** start SUPPLIED MATERIAL **

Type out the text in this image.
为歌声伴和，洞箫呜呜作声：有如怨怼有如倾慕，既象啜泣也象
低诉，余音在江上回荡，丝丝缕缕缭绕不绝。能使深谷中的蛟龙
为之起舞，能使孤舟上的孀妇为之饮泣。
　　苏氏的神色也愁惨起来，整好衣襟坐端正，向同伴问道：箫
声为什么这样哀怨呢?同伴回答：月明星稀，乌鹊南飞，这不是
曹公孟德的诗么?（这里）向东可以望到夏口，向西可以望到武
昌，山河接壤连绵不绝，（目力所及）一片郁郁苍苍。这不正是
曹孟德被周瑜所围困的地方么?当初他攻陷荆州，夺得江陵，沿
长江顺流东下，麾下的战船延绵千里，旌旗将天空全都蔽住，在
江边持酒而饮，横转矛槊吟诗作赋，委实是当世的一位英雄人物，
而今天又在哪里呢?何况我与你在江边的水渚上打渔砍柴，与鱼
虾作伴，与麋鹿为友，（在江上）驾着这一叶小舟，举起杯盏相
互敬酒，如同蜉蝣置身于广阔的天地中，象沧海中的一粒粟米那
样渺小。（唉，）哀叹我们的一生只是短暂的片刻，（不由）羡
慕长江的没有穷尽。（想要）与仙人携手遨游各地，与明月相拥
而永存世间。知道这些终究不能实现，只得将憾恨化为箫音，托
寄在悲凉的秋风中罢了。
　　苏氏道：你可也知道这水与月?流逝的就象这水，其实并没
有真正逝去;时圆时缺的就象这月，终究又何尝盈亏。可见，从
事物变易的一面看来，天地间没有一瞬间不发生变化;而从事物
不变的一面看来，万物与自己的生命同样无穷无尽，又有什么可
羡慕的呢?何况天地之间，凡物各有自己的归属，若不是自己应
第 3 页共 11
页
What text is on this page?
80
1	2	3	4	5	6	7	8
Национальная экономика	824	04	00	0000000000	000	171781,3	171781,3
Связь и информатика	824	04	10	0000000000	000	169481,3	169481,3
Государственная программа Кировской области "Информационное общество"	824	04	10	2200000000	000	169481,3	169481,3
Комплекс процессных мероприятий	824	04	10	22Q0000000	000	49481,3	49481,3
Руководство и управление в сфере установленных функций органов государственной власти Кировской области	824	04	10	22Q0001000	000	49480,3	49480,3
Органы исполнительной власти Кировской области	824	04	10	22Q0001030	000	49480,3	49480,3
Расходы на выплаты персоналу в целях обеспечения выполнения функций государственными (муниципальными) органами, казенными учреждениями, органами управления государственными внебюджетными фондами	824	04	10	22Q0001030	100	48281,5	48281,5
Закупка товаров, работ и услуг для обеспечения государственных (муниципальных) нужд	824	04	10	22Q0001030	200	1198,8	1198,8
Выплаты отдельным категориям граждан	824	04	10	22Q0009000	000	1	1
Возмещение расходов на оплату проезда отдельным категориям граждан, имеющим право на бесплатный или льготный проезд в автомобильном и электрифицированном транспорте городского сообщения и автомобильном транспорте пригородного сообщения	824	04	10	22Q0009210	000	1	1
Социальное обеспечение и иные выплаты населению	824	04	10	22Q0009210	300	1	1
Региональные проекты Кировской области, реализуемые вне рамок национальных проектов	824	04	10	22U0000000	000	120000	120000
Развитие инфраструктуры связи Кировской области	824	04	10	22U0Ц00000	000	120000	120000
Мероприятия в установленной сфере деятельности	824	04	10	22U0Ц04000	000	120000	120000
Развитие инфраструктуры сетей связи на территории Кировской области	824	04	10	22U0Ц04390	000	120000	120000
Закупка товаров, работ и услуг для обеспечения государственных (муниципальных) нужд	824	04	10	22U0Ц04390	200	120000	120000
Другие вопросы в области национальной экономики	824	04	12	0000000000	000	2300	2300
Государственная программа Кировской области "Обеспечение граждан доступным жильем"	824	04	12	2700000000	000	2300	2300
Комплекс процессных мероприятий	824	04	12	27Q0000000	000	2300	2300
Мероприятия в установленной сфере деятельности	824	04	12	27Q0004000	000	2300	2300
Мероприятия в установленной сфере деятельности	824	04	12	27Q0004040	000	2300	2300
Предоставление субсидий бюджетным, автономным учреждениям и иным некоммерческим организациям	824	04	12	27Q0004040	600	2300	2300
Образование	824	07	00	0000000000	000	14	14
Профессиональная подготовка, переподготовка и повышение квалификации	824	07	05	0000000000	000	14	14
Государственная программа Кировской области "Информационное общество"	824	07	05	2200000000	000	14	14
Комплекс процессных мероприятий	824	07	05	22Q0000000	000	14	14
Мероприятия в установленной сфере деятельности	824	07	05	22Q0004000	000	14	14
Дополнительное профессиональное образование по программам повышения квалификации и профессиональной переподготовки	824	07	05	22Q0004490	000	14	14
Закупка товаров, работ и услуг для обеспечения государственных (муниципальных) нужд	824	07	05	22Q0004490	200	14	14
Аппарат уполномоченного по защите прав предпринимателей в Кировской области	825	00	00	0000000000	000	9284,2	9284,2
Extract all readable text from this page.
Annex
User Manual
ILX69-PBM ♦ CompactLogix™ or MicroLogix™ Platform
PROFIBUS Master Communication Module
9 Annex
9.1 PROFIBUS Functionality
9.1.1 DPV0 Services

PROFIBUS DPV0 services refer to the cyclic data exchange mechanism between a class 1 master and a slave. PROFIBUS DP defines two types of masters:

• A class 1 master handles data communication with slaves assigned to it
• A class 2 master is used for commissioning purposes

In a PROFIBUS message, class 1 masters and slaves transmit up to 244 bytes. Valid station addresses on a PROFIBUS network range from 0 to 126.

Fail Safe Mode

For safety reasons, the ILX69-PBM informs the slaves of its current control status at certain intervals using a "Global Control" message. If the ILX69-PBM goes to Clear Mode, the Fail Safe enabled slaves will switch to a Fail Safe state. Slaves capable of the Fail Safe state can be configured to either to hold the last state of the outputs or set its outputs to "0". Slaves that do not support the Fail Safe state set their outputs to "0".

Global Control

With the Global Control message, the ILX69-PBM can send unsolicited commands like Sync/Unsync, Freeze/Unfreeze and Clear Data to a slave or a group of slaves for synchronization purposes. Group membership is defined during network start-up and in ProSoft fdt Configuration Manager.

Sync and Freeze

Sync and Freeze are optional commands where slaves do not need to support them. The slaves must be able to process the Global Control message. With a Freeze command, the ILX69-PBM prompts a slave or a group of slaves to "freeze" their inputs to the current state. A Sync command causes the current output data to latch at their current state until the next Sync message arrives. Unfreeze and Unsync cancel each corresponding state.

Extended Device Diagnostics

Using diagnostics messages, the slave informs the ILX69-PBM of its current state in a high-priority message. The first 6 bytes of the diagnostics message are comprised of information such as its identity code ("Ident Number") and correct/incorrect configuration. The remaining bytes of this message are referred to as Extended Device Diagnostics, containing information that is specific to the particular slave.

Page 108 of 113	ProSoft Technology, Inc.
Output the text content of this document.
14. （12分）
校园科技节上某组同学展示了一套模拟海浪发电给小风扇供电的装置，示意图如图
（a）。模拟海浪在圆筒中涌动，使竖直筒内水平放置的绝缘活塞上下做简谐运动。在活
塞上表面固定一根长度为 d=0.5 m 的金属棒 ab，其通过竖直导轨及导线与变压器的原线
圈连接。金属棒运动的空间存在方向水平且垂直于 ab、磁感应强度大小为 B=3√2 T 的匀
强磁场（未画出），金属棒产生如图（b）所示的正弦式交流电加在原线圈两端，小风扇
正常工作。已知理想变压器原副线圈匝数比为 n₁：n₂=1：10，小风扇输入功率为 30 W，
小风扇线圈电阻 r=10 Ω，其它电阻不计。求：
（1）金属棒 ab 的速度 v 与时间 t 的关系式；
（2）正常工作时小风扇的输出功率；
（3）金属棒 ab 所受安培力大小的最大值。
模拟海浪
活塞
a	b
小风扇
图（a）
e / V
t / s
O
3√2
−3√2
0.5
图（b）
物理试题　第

** end SUPPLIED MATERIAL **

> **WRITTEN INSTRUCTION**
Only the number should be given: how many lines of the data contain the word "Mode"?

> **FINISHED ANSWER**
2